(Rows from a figure dataset)
—————

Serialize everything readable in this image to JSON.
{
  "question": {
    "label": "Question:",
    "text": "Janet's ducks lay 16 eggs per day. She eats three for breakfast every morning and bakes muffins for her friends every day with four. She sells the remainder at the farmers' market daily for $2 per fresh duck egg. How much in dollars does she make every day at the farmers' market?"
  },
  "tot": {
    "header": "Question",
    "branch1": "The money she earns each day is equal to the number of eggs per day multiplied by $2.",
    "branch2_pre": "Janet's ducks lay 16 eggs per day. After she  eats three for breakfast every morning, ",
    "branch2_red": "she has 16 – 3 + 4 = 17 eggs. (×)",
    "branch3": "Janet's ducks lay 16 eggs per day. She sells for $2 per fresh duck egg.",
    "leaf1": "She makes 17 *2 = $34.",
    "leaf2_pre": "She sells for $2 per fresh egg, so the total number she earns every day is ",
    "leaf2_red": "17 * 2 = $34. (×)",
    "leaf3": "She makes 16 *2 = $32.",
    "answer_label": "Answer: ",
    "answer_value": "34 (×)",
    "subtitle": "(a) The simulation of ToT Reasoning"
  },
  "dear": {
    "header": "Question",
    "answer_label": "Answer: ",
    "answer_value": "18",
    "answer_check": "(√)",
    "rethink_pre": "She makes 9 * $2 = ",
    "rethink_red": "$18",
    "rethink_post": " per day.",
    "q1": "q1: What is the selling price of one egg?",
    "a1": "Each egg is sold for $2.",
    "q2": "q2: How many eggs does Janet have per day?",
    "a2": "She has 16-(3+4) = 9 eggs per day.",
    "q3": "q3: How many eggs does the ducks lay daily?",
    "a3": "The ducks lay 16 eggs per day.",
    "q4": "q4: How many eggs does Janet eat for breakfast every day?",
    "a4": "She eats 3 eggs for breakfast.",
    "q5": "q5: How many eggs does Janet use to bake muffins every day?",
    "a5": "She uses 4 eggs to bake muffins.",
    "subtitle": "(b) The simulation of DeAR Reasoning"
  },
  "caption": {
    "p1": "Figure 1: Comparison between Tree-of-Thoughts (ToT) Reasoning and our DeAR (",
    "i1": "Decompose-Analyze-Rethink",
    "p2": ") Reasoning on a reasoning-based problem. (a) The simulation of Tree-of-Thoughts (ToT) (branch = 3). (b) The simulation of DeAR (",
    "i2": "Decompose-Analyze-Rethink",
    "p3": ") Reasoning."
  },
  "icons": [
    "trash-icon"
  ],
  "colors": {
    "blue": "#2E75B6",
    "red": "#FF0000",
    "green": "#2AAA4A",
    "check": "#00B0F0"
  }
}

—————

Reproduce the material above exactly; please quote every line of it.

Serialize everything readable in this image to JSON.
{
  "question": {
    "label": "Question:",
    "text": "Janet's ducks lay 16 eggs per day. She eats three for breakfast every morning and bakes muffins for her friends every day with four. She sells the remainder at the farmers' market daily for $2 per fresh duck egg. How much in dollars does she make every day at the farmers' market?"
  },
  "tot": {
    "header": "Question",
    "branch1": "The money she earns each day is equal to the number of eggs per day multiplied by $2.",
    "branch2_pre": "Janet's ducks lay 16 eggs per day. After she  eats three for breakfast every morning, ",
    "branch2_red": "she has 16 – 3 + 4 = 17 eggs. (×)",
    "branch3": "Janet's ducks lay 16 eggs per day. She sells for $2 per fresh duck egg.",
    "leaf1": "She makes 17 *2 = $34.",
    "leaf2_pre": "She sells for $2 per fresh egg, so the total number she earns every day is ",
    "leaf2_red": "17 * 2 = $34. (×)",
    "leaf3": "She makes 16 *2 = $32.",
    "answer_label": "Answer: ",
    "answer_value": "34 (×)",
    "subtitle": "(a) The simulation of ToT Reasoning"
  },
  "dear": {
    "header": "Question",
    "answer_label": "Answer: ",
    "answer_value": "18",
    "answer_check": "(√)",
    "rethink_pre": "She makes 9 * $2 = ",
    "rethink_red": "$18",
    "rethink_post": " per day.",
    "q1": "q1: What is the selling price of one egg?",
    "a1": "Each egg is sold for $2.",
    "q2": "q2: How many eggs does Janet have per day?",
    "a2": "She has 16-(3+4) = 9 eggs per day.",
    "q3": "q3: How many eggs does the ducks lay daily?",
    "a3": "The ducks lay 16 eggs per day.",
    "q4": "q4: How many eggs does Janet eat for breakfast every day?",
    "a4": "She eats 3 eggs for breakfast.",
    "q5": "q5: How many eggs does Janet use to bake muffins every day?",
    "a5": "She uses 4 eggs to bake muffins.",
    "subtitle": "(b) The simulation of DeAR Reasoning"
  },
  "caption": {
    "p1": "Figure 1: Comparison between Tree-of-Thoughts (ToT) Reasoning and our DeAR (",
    "i1": "Decompose-Analyze-Rethink",
    "p2": ") Reasoning on a reasoning-based problem. (a) The simulation of Tree-of-Thoughts (ToT) (branch = 3). (b) The simulation of DeAR (",
    "i2": "Decompose-Analyze-Rethink",
    "p3": ") Reasoning."
  },
  "icons": [
    "trash-icon"
  ],
  "colors": {
    "blue": "#2E75B6",
    "red": "#FF0000",
    "green": "#2AAA4A",
    "check": "#00B0F0"
  }
}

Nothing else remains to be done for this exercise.